▶ SUPPLIED RECORDS
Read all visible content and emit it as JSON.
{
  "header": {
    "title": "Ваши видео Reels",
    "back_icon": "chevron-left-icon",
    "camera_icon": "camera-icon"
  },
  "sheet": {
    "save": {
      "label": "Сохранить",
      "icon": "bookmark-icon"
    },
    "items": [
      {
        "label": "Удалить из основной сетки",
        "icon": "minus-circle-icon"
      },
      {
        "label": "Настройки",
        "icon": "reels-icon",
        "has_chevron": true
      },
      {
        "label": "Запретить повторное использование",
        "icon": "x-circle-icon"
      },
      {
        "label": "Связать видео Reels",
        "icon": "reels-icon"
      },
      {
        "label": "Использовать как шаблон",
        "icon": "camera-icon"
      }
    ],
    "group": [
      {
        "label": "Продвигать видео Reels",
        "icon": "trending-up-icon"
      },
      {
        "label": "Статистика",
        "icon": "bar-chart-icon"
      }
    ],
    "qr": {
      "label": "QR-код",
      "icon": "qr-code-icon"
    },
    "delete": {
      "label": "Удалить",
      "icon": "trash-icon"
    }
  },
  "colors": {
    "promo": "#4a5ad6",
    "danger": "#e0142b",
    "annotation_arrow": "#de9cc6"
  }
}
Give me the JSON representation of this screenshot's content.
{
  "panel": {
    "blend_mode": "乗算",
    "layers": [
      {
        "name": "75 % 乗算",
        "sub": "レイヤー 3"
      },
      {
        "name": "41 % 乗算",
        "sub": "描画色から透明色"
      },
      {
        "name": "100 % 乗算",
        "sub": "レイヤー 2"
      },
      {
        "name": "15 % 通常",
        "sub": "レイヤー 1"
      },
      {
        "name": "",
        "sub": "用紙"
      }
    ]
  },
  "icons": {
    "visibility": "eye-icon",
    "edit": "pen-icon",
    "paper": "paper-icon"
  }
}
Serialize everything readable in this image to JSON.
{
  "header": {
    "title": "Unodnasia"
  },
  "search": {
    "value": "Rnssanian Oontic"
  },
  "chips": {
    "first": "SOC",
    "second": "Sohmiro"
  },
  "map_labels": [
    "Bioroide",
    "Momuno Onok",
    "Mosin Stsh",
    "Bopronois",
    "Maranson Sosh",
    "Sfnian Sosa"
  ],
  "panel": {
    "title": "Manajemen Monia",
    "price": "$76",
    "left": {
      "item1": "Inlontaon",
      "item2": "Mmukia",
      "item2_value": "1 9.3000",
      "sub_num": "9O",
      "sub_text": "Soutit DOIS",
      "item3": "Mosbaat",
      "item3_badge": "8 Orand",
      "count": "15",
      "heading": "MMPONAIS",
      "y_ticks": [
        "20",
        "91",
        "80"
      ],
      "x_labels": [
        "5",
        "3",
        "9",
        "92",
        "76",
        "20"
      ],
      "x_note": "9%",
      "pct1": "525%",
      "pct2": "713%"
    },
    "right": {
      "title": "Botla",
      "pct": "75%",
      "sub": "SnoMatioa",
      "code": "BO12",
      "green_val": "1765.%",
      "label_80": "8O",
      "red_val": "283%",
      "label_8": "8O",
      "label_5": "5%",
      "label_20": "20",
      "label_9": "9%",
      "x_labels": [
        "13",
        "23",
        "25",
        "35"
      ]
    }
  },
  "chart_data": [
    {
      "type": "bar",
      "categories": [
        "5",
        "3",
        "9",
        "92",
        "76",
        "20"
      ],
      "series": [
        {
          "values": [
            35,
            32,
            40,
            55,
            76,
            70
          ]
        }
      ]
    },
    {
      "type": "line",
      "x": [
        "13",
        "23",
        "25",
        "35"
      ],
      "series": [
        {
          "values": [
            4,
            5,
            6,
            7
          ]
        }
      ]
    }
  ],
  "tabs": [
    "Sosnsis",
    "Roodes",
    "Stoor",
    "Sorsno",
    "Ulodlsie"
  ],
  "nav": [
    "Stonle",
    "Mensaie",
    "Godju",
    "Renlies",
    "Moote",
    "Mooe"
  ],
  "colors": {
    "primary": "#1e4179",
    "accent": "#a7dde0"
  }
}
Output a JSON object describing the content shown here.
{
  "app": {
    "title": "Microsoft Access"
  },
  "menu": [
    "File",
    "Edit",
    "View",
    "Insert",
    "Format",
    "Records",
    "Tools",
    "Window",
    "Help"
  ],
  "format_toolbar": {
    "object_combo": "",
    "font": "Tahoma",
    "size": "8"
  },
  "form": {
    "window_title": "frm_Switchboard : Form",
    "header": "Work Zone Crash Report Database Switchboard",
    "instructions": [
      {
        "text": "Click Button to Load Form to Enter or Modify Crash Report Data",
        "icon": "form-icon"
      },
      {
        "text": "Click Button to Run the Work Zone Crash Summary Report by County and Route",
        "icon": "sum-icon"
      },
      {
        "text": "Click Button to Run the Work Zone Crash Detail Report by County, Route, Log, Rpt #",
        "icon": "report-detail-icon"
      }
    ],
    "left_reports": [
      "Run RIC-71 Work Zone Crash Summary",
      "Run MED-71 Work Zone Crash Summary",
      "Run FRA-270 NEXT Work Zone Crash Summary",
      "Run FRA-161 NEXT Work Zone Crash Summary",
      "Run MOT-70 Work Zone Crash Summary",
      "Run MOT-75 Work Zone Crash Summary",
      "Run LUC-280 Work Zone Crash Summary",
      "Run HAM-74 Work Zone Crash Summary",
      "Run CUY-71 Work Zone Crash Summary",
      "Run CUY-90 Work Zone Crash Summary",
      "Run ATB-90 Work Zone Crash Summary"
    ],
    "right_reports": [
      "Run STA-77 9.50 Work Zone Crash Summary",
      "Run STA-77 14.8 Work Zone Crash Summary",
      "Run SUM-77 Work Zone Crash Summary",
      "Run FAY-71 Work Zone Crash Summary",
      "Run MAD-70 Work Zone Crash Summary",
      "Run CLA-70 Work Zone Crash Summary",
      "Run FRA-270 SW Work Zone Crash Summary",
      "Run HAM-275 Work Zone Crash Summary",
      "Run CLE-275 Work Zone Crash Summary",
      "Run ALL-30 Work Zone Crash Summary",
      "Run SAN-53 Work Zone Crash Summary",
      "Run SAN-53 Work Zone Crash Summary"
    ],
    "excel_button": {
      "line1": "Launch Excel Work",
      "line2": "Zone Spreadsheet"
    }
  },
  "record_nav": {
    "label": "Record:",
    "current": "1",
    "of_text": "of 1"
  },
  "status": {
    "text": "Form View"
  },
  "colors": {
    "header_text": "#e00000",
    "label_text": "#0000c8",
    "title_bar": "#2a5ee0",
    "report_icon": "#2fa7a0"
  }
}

▶ SET EXERCISE
Restate the whole of the material exactly.

▶ ANSWER BELOW
Read all visible content and emit it as JSON.
{
  "header": {
    "title": "Ваши видео Reels",
    "back_icon": "chevron-left-icon",
    "camera_icon": "camera-icon"
  },
  "sheet": {
    "save": {
      "label": "Сохранить",
      "icon": "bookmark-icon"
    },
    "items": [
      {
        "label": "Удалить из основной сетки",
        "icon": "minus-circle-icon"
      },
      {
        "label": "Настройки",
        "icon": "reels-icon",
        "has_chevron": true
      },
      {
        "label": "Запретить повторное использование",
        "icon": "x-circle-icon"
      },
      {
        "label": "Связать видео Reels",
        "icon": "reels-icon"
      },
      {
        "label": "Использовать как шаблон",
        "icon": "camera-icon"
      }
    ],
    "group": [
      {
        "label": "Продвигать видео Reels",
        "icon": "trending-up-icon"
      },
      {
        "label": "Статистика",
        "icon": "bar-chart-icon"
      }
    ],
    "qr": {
      "label": "QR-код",
      "icon": "qr-code-icon"
    },
    "delete": {
      "label": "Удалить",
      "icon": "trash-icon"
    }
  },
  "colors": {
    "promo": "#4a5ad6",
    "danger": "#e0142b",
    "annotation_arrow": "#de9cc6"
  }
}
Give me the JSON representation of this screenshot's content.
{
  "panel": {
    "blend_mode": "乗算",
    "layers": [
      {
        "name": "75 % 乗算",
        "sub": "レイヤー 3"
      },
      {
        "name": "41 % 乗算",
        "sub": "描画色から透明色"
      },
      {
        "name": "100 % 乗算",
        "sub": "レイヤー 2"
      },
      {
        "name": "15 % 通常",
        "sub": "レイヤー 1"
      },
      {
        "name": "",
        "sub": "用紙"
      }
    ]
  },
  "icons": {
    "visibility": "eye-icon",
    "edit": "pen-icon",
    "paper": "paper-icon"
  }
}
Serialize everything readable in this image to JSON.
{
  "header": {
    "title": "Unodnasia"
  },
  "search": {
    "value": "Rnssanian Oontic"
  },
  "chips": {
    "first": "SOC",
    "second": "Sohmiro"
  },
  "map_labels": [
    "Bioroide",
    "Momuno Onok",
    "Mosin Stsh",
    "Bopronois",
    "Maranson Sosh",
    "Sfnian Sosa"
  ],
  "panel": {
    "title": "Manajemen Monia",
    "price": "$76",
    "left": {
      "item1": "Inlontaon",
      "item2": "Mmukia",
      "item2_value": "1 9.3000",
      "sub_num": "9O",
      "sub_text": "Soutit DOIS",
      "item3": "Mosbaat",
      "item3_badge": "8 Orand",
      "count": "15",
      "heading": "MMPONAIS",
      "y_ticks": [
        "20",
        "91",
        "80"
      ],
      "x_labels": [
        "5",
        "3",
        "9",
        "92",
        "76",
        "20"
      ],
      "x_note": "9%",
      "pct1": "525%",
      "pct2": "713%"
    },
    "right": {
      "title": "Botla",
      "pct": "75%",
      "sub": "SnoMatioa",
      "code": "BO12",
      "green_val": "1765.%",
      "label_80": "8O",
      "red_val": "283%",
      "label_8": "8O",
      "label_5": "5%",
      "label_20": "20",
      "label_9": "9%",
      "x_labels": [
        "13",
        "23",
        "25",
        "35"
      ]
    }
  },
  "chart_data": [
    {
      "type": "bar",
      "categories": [
        "5",
        "3",
        "9",
        "92",
        "76",
        "20"
      ],
      "series": [
        {
          "values": [
            35,
            32,
            40,
            55,
            76,
            70
          ]
        }
      ]
    },
    {
      "type": "line",
      "x": [
        "13",
        "23",
        "25",
        "35"
      ],
      "series": [
        {
          "values": [
            4,
            5,
            6,
            7
          ]
        }
      ]
    }
  ],
  "tabs": [
    "Sosnsis",
    "Roodes",
    "Stoor",
    "Sorsno",
    "Ulodlsie"
  ],
  "nav": [
    "Stonle",
    "Mensaie",
    "Godju",
    "Renlies",
    "Moote",
    "Mooe"
  ],
  "colors": {
    "primary": "#1e4179",
    "accent": "#a7dde0"
  }
}
Output a JSON object describing the content shown here.
{
  "app": {
    "title": "Microsoft Access"
  },
  "menu": [
    "File",
    "Edit",
    "View",
    "Insert",
    "Format",
    "Records",
    "Tools",
    "Window",
    "Help"
  ],
  "format_toolbar": {
    "object_combo": "",
    "font": "Tahoma",
    "size": "8"
  },
  "form": {
    "window_title": "frm_Switchboard : Form",
    "header": "Work Zone Crash Report Database Switchboard",
    "instructions": [
      {
        "text": "Click Button to Load Form to Enter or Modify Crash Report Data",
        "icon": "form-icon"
      },
      {
        "text": "Click Button to Run the Work Zone Crash Summary Report by County and Route",
        "icon": "sum-icon"
      },
      {
        "text": "Click Button to Run the Work Zone Crash Detail Report by County, Route, Log, Rpt #",
        "icon": "report-detail-icon"
      }
    ],
    "left_reports": [
      "Run RIC-71 Work Zone Crash Summary",
      "Run MED-71 Work Zone Crash Summary",
      "Run FRA-270 NEXT Work Zone Crash Summary",
      "Run FRA-161 NEXT Work Zone Crash Summary",
      "Run MOT-70 Work Zone Crash Summary",
      "Run MOT-75 Work Zone Crash Summary",
      "Run LUC-280 Work Zone Crash Summary",
      "Run HAM-74 Work Zone Crash Summary",
      "Run CUY-71 Work Zone Crash Summary",
      "Run CUY-90 Work Zone Crash Summary",
      "Run ATB-90 Work Zone Crash Summary"
    ],
    "right_reports": [
      "Run STA-77 9.50 Work Zone Crash Summary",
      "Run STA-77 14.8 Work Zone Crash Summary",
      "Run SUM-77 Work Zone Crash Summary",
      "Run FAY-71 Work Zone Crash Summary",
      "Run MAD-70 Work Zone Crash Summary",
      "Run CLA-70 Work Zone Crash Summary",
      "Run FRA-270 SW Work Zone Crash Summary",
      "Run HAM-275 Work Zone Crash Summary",
      "Run CLE-275 Work Zone Crash Summary",
      "Run ALL-30 Work Zone Crash Summary",
      "Run SAN-53 Work Zone Crash Summary",
      "Run SAN-53 Work Zone Crash Summary"
    ],
    "excel_button": {
      "line1": "Launch Excel Work",
      "line2": "Zone Spreadsheet"
    }
  },
  "record_nav": {
    "label": "Record:",
    "current": "1",
    "of_text": "of 1"
  },
  "status": {
    "text": "Form View"
  },
  "colors": {
    "header_text": "#e00000",
    "label_text": "#0000c8",
    "title_bar": "#2a5ee0",
    "report_icon": "#2fa7a0"
  }
}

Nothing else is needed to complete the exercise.